*** Working data ***

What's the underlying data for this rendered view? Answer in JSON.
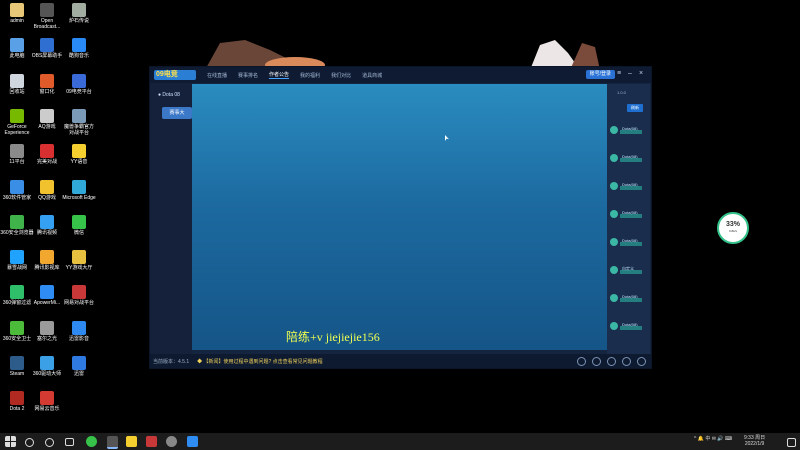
{
  "desktop": {
    "icons_col1": [
      {
        "label": "admin",
        "color": "#e8c878"
      },
      {
        "label": "此电脑",
        "color": "#5aa0e6"
      },
      {
        "label": "回收站",
        "color": "#cfd6de"
      },
      {
        "label": "GeForce Experience",
        "color": "#76b900"
      },
      {
        "label": "11平台",
        "color": "#8a8a8a"
      },
      {
        "label": "360软件管家",
        "color": "#3a8ee6"
      },
      {
        "label": "360安全浏览器",
        "color": "#3fb24a"
      },
      {
        "label": "暴雪战网",
        "color": "#1fa3ff"
      },
      {
        "label": "360弹窗过滤",
        "color": "#2fbf6a"
      },
      {
        "label": "360安全卫士",
        "color": "#4dbb3a"
      },
      {
        "label": "Steam",
        "color": "#2d5b8a"
      },
      {
        "label": "Dota 2",
        "color": "#b02a22"
      }
    ],
    "icons_col2": [
      {
        "label": "Open Broadcast...",
        "color": "#555"
      },
      {
        "label": "OBS屏幕助手",
        "color": "#2e6fd1"
      },
      {
        "label": "窗口化",
        "color": "#e05a2a"
      },
      {
        "label": "AQ游戏",
        "color": "#ccc"
      },
      {
        "label": "完美对战",
        "color": "#d83030"
      },
      {
        "label": "QQ游戏",
        "color": "#f2c12e"
      },
      {
        "label": "腾讯视频",
        "color": "#35a0f2"
      },
      {
        "label": "腾讯影视库",
        "color": "#f2a82e"
      },
      {
        "label": "ApowerMi...",
        "color": "#2e8cf2"
      },
      {
        "label": "塞尔之光",
        "color": "#9a9a9a"
      },
      {
        "label": "360驱动大师",
        "color": "#3ba0e6"
      },
      {
        "label": "网易云音乐",
        "color": "#d33a31"
      }
    ],
    "icons_col3": [
      {
        "label": "炉石传说",
        "color": "#a0ada0"
      },
      {
        "label": "酷狗音乐",
        "color": "#2a8af5"
      },
      {
        "label": "09电竞平台",
        "color": "#3a6ad8"
      },
      {
        "label": "魔兽争霸官方对战平台",
        "color": "#7a9ab8"
      },
      {
        "label": "YY语音",
        "color": "#f5cf2f"
      },
      {
        "label": "Microsoft Edge",
        "color": "#30a8d8"
      },
      {
        "label": "微信",
        "color": "#37c24a"
      },
      {
        "label": "YY游戏大厅",
        "color": "#e8c040"
      },
      {
        "label": "网易对战平台",
        "color": "#c83838"
      },
      {
        "label": "迅雷影音",
        "color": "#2e8af0"
      },
      {
        "label": "迅雷",
        "color": "#2e7ae0"
      }
    ]
  },
  "window": {
    "logo": "09电竞",
    "tabs": [
      "在线直播",
      "赛事排名",
      "作者公告",
      "我的福利",
      "我们对比",
      "道具商城"
    ],
    "login_button": "账号/登录",
    "controls": {
      "menu": "≡",
      "minimize": "–",
      "maximize": "□",
      "close": "×"
    },
    "left_header": "● Dota 08",
    "left_banner": "赛事大",
    "watermark": "陪练+v  jiejiejie156",
    "right_version": "1.0.0",
    "right_button": "刷新",
    "right_rows": [
      "Dota(08)",
      "Dota(08)",
      "Dota(08)",
      "Dota(08)",
      "Dota(08)",
      "自定义",
      "Dota(08)",
      "Dota(08)"
    ],
    "status_version": "当前版本：4.5.1",
    "status_news": "◆ 【新闻】使用过程中遇到问题? 点击查看常见问题教程"
  },
  "gauge": {
    "value": "33%",
    "sub": "0.8k/s"
  },
  "taskbar": {
    "tray_text": "^ 🔔 中 ✉ 🔊 ⌨",
    "time": "9:33 周日",
    "date": "2022/1/9"
  },
  "colors": {
    "window_bg": "#152540",
    "main_gradient_top": "#2a8cc0",
    "accent": "#2a72d6",
    "watermark": "#f0ff50"
  }
}
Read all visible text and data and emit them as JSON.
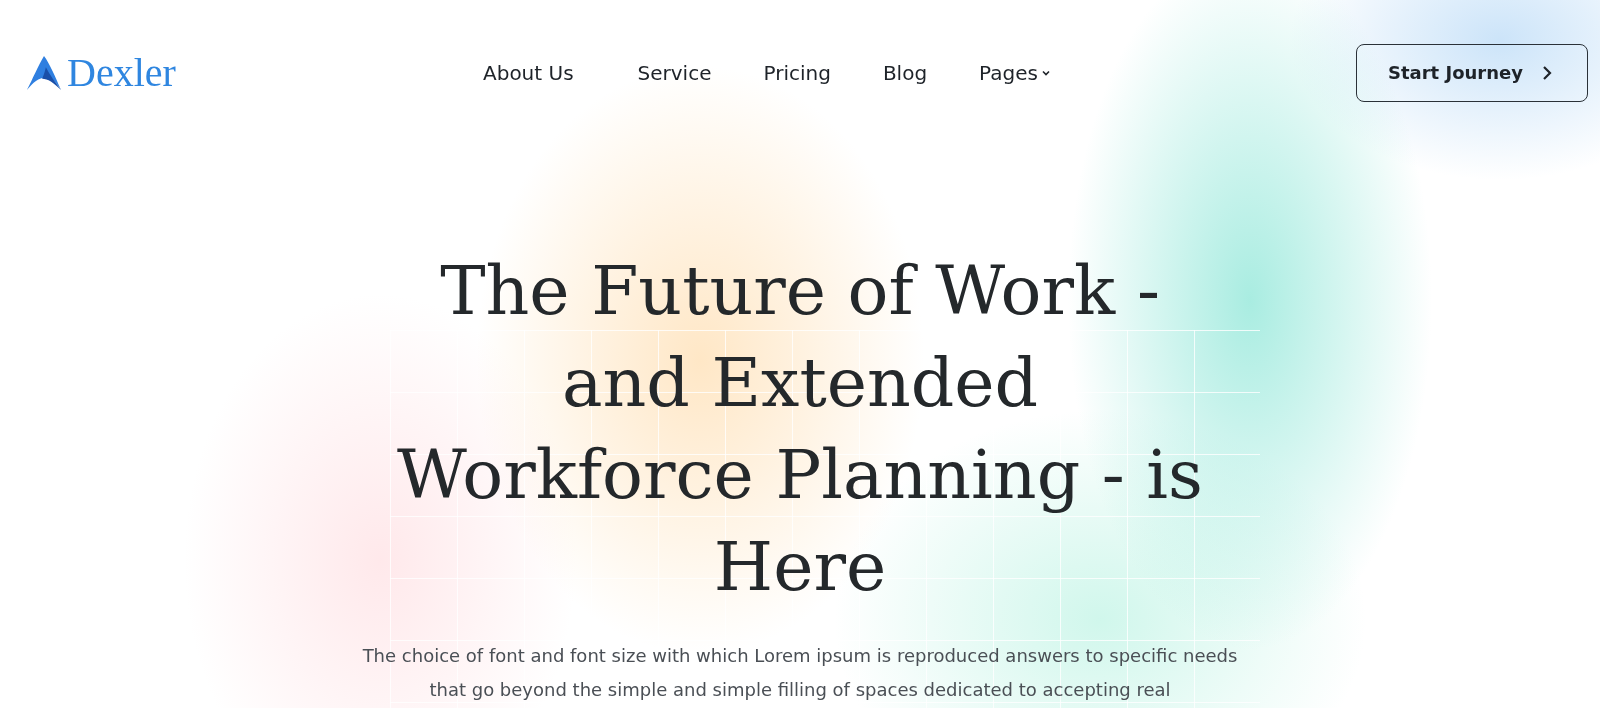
{
  "brand": {
    "name": "Dexler"
  },
  "nav": [
    {
      "label": "About Us",
      "dropdown": false
    },
    {
      "label": "Service",
      "dropdown": false
    },
    {
      "label": "Pricing",
      "dropdown": false
    },
    {
      "label": "Blog",
      "dropdown": false
    },
    {
      "label": "Pages",
      "dropdown": true
    }
  ],
  "cta": {
    "label": "Start Journey"
  },
  "hero": {
    "title": "The Future of Work - and Extended Workforce Planning - is Here",
    "text": "The choice of font and font size with which Lorem ipsum is reproduced answers to specific needs that go beyond the simple and simple filling of spaces dedicated to accepting real"
  }
}
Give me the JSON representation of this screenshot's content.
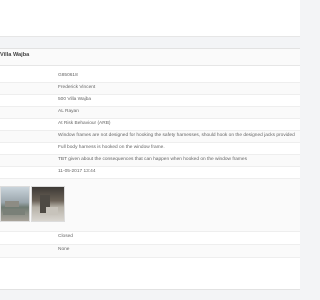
{
  "header": {
    "title": "Villa Wajba"
  },
  "details": {
    "rows": [
      "G850618",
      "Frederick Vincent",
      "500 Villa Wajba",
      "AL Rayan",
      "At Risk Behaviour (ARB)",
      "Window frames are not designed for hooking the safety harnesses, should hook on the designed jacks provided",
      "Full body harness is hooked on the window frame.",
      "TBT given about the consequences that can happen when hooked on the window frames",
      "11-05-2017 13:44"
    ],
    "photos": [
      "site-photo-1",
      "site-photo-2"
    ],
    "status": "Closed",
    "extra": "None"
  }
}
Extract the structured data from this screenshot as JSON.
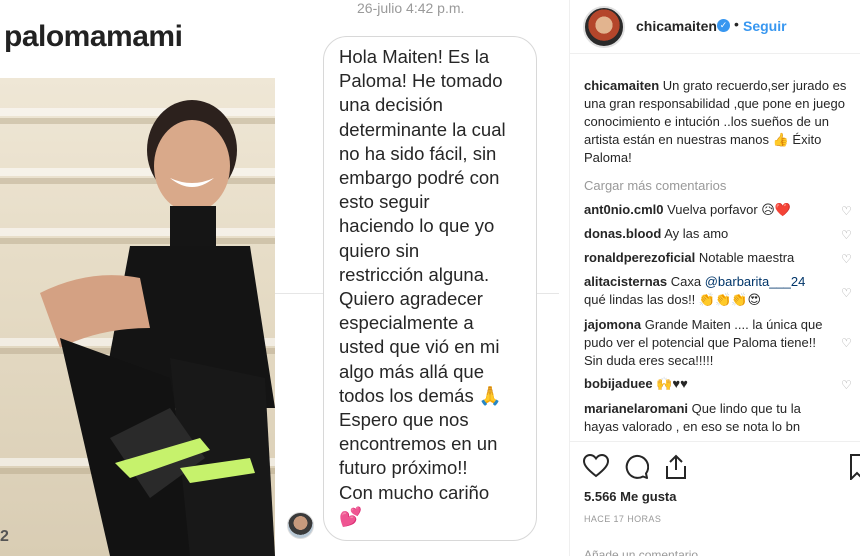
{
  "post": {
    "title": "palomamami",
    "photo_number": "2",
    "chat_date": "26-julio 4:42 p.m.",
    "chat_lines": [
      "Hola Maiten! Es la",
      "Paloma! He tomado",
      "una decisión",
      "determinante la cual",
      "no ha sido fácil, sin",
      "embargo podré con",
      "esto seguir",
      "haciendo lo que yo",
      "quiero sin",
      "restricción alguna.",
      "Quiero agradecer",
      "especialmente a",
      "usted que vió en mi",
      "algo más allá que",
      "todos los demás 🙏",
      "Espero que nos",
      "encontremos en un",
      "futuro próximo!!",
      "Con mucho cariño",
      "💕"
    ]
  },
  "header": {
    "username": "chicamaiten",
    "dot": "•",
    "follow_label": "Seguir"
  },
  "caption": {
    "username": "chicamaiten",
    "text": "Un grato recuerdo,ser jurado es una gran responsabilidad ,que pone en juego conocimiento e intución ..los sueños de un artista están en nuestras manos 👍 Éxito Paloma!"
  },
  "load_more_label": "Cargar más comentarios",
  "comments": [
    {
      "username": "ant0nio.cml0",
      "text": "Vuelva porfavor 😥❤️"
    },
    {
      "username": "donas.blood",
      "text": "Ay las amo"
    },
    {
      "username": "ronaldperezoficial",
      "text": "Notable maestra"
    },
    {
      "username": "alitacisternas",
      "text_before": "Caxa ",
      "mention": "@barbarita___24",
      "text_after": " qué lindas las dos!! 👏👏👏😍"
    },
    {
      "username": "jajomona",
      "text": "Grande Maiten .... la única que pudo ver el potencial que Paloma tiene!! Sin duda eres seca!!!!!"
    },
    {
      "username": "bobijaduee",
      "text": "🙌♥♥"
    },
    {
      "username": "marianelaromani",
      "text": "Que lindo que tu la hayas valorado , en eso se nota lo bn"
    }
  ],
  "actions": {
    "likes": "5.566 Me gusta",
    "time_ago": "HACE 17 HORAS",
    "add_comment_placeholder": "Añade un comentario..."
  },
  "icons": {
    "heart": "♡",
    "verified": "✓"
  }
}
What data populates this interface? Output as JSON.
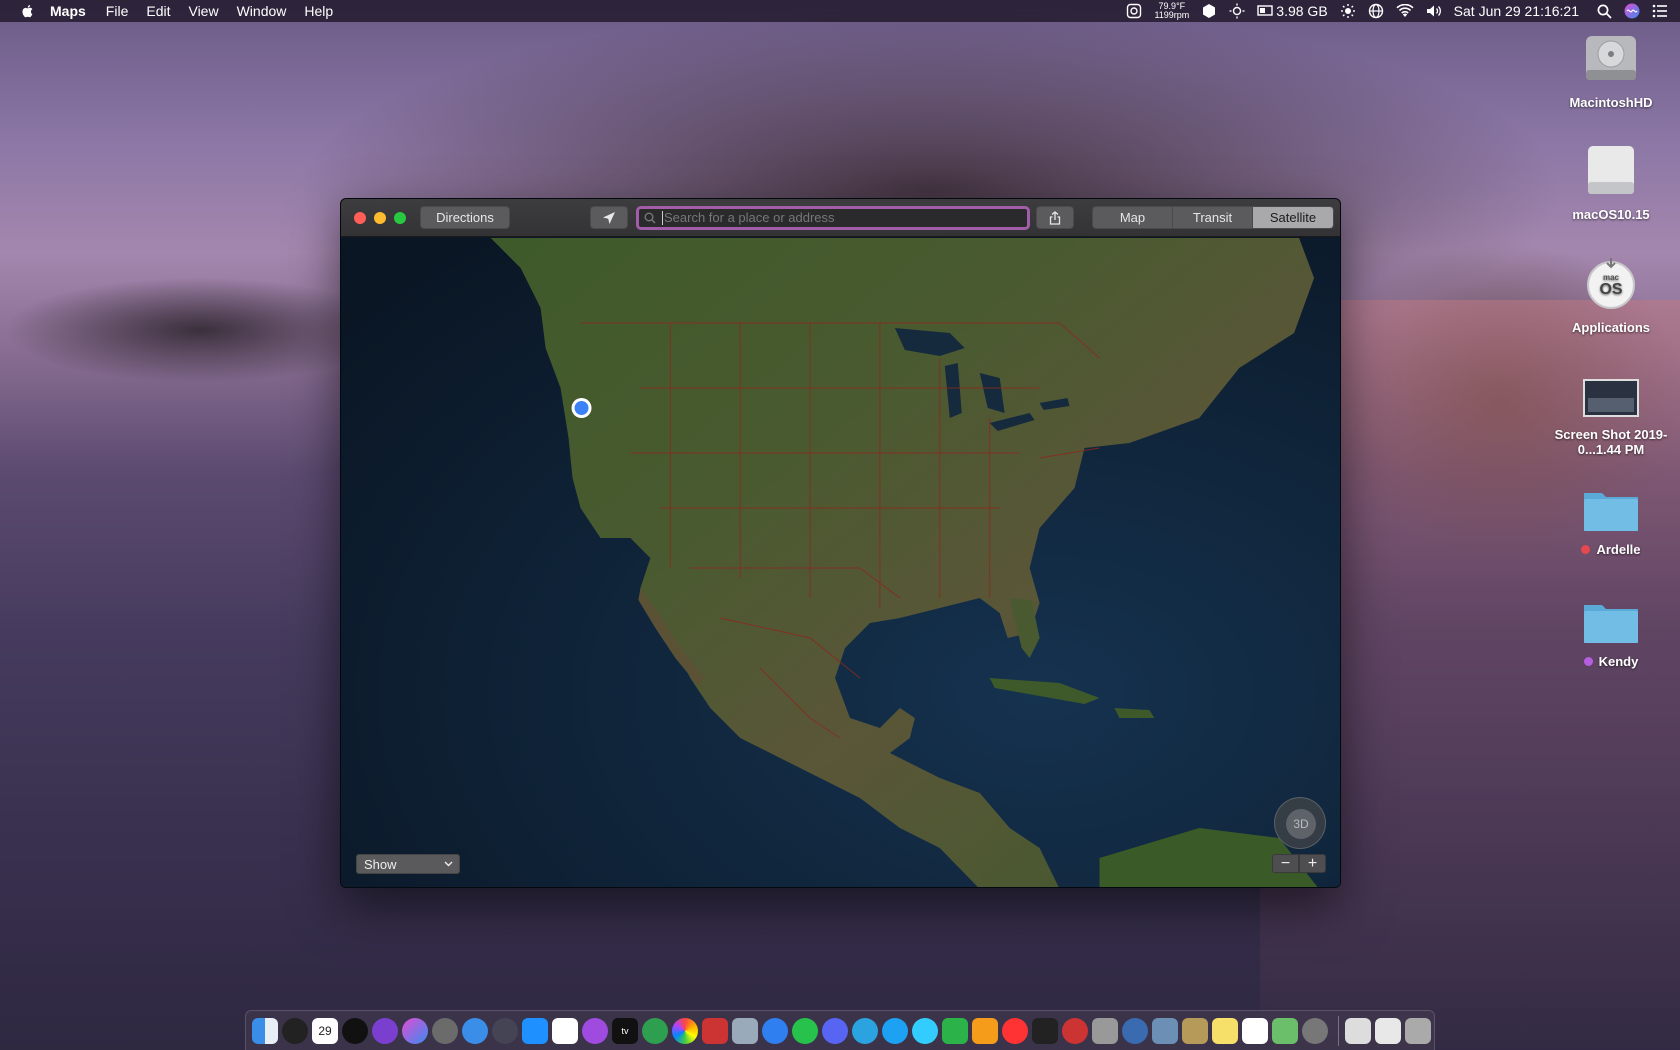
{
  "menubar": {
    "app_name": "Maps",
    "menus": [
      "File",
      "Edit",
      "View",
      "Window",
      "Help"
    ],
    "status": {
      "temp": "79.9°F",
      "fan": "1199rpm",
      "memory": "3.98 GB",
      "clock": "Sat Jun 29  21:16:21"
    }
  },
  "desktop_icons": [
    {
      "label": "MacintoshHD",
      "tag_color": ""
    },
    {
      "label": "macOS10.15",
      "tag_color": ""
    },
    {
      "label": "Applications",
      "tag_color": "",
      "badge": "mac OS"
    },
    {
      "label": "Screen Shot 2019-0...1.44 PM",
      "tag_color": ""
    },
    {
      "label": "Ardelle",
      "tag_color": "#e5484d"
    },
    {
      "label": "Kendy",
      "tag_color": "#b65ee0"
    }
  ],
  "maps_window": {
    "directions_label": "Directions",
    "search": {
      "placeholder": "Search for a place or address",
      "value": ""
    },
    "view_modes": [
      {
        "label": "Map",
        "active": false
      },
      {
        "label": "Transit",
        "active": false
      },
      {
        "label": "Satellite",
        "active": true
      }
    ],
    "show_select": "Show",
    "compass_label": "3D",
    "zoom_out": "−",
    "zoom_in": "+"
  },
  "colors": {
    "search_focus": "#a15da8",
    "location_dot": "#3b82f6",
    "border_lines": "#8a2a1e",
    "ocean": "#0c1826"
  },
  "dock": {
    "apps": [
      "finder-icon",
      "clock-icon",
      "calendar-icon",
      "activity-icon",
      "safari-icon",
      "siri-icon",
      "launchpad-icon",
      "safari-compass-icon",
      "photos-icon",
      "app-store-icon",
      "music-icon",
      "podcasts-icon",
      "tv-icon",
      "find-my-icon",
      "photos-icon",
      "photo-booth-icon",
      "preview-icon",
      "messenger-icon",
      "whatsapp-icon",
      "discord-icon",
      "telegram-icon",
      "twitter-icon",
      "messages-icon",
      "facetime-icon",
      "home-icon",
      "news-icon",
      "stocks-icon",
      "maps-icon",
      "disk-utility-icon",
      "sequel-icon",
      "preview-icon",
      "notes-icon",
      "reminders-icon",
      "maps-icon",
      "system-preferences-icon",
      "textedit-icon",
      "mail-icon",
      "trash-icon"
    ],
    "calendar_day": "29",
    "appletv_label": "tv"
  }
}
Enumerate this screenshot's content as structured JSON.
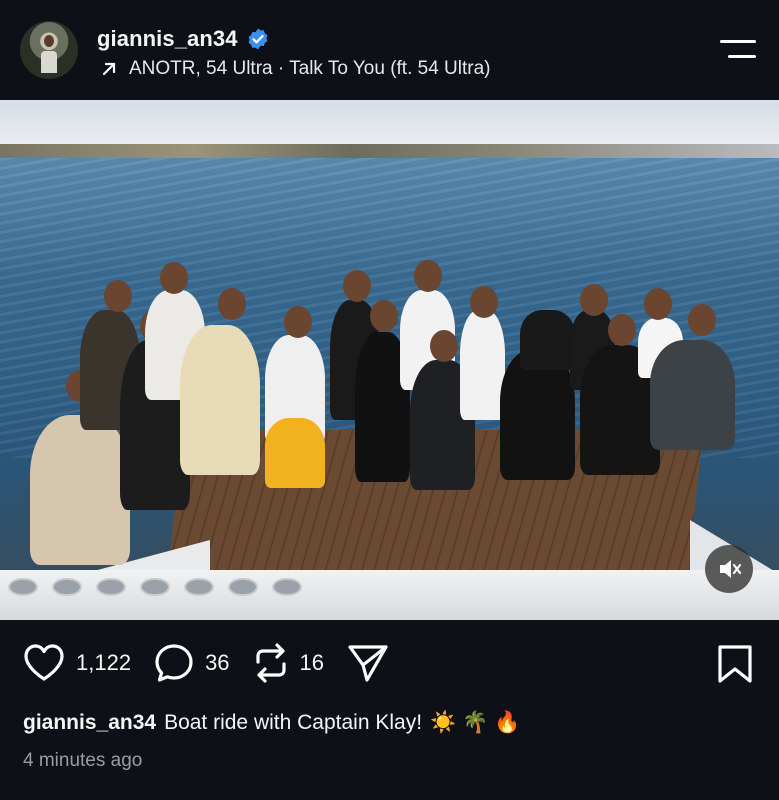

***

### Brief:
Within the listing, how many lines hold the word "watermark"? Only the number is to be given.

### Response to the exercise:
2